Task instructions: Gather up the lines that contain "background".
◇ ◇ ◇ ◇
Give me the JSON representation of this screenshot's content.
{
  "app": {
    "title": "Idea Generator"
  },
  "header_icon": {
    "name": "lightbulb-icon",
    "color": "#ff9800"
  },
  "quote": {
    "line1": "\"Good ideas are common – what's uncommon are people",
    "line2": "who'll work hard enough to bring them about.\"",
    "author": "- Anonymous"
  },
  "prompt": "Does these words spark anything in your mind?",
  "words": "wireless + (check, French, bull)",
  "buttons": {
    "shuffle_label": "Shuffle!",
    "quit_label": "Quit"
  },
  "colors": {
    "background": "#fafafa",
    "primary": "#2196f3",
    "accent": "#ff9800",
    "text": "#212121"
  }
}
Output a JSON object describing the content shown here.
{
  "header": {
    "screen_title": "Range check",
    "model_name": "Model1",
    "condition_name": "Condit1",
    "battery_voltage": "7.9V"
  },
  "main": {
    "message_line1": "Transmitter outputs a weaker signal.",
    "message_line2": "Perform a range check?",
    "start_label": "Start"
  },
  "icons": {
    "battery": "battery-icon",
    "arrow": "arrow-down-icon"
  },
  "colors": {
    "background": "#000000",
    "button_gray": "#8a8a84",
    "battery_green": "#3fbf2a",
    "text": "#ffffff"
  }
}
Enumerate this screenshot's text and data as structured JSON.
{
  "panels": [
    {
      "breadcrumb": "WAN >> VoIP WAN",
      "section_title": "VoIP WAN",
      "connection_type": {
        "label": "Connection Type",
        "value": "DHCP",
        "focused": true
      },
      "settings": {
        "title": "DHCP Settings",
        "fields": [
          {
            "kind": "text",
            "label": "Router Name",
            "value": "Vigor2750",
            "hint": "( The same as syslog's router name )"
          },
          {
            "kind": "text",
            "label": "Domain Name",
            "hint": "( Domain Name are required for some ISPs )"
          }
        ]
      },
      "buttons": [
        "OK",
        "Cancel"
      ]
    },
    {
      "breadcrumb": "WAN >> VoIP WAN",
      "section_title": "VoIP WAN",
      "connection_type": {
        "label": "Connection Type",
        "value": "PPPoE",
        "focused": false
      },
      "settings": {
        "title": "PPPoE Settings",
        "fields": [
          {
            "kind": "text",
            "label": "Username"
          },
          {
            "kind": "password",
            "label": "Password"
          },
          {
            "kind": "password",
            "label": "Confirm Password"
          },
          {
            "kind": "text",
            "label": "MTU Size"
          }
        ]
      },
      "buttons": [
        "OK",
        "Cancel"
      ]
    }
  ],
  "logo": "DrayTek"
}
◇ ◇ ◇ ◇
Correct response:
    "background": "#fafafa",
    "background": "#000000",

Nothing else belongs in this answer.